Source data
[start]

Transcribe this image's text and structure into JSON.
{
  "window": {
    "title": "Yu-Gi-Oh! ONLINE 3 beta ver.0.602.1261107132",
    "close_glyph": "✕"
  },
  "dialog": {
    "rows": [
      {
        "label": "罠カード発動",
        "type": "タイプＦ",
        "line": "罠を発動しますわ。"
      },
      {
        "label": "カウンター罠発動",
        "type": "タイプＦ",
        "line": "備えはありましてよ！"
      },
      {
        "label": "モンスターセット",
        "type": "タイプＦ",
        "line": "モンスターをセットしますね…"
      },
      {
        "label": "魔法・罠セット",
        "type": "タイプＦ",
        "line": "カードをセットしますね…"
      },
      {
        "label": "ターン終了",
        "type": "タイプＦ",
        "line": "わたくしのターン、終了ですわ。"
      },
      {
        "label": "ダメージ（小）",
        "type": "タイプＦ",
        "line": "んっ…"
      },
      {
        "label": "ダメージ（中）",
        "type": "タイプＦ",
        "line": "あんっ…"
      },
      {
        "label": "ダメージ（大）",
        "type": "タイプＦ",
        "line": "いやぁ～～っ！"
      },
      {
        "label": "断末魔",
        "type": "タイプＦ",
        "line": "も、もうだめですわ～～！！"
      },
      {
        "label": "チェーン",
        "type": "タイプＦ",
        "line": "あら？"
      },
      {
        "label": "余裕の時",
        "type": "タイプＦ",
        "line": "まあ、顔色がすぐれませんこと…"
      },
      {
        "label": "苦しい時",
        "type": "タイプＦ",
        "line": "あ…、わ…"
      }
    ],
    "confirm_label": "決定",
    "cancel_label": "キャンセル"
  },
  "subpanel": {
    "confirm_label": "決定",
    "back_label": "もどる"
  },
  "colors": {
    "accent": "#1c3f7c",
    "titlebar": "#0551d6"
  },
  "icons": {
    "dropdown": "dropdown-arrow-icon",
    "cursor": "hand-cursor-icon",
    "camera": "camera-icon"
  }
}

[end]

### [EXERCISE AIM]
Where a line holds the string "ダメージ", copy that line.

### [FULL OUTPUT]
        "label": "ダメージ（小）",
        "label": "ダメージ（中）",
        "label": "ダメージ（大）",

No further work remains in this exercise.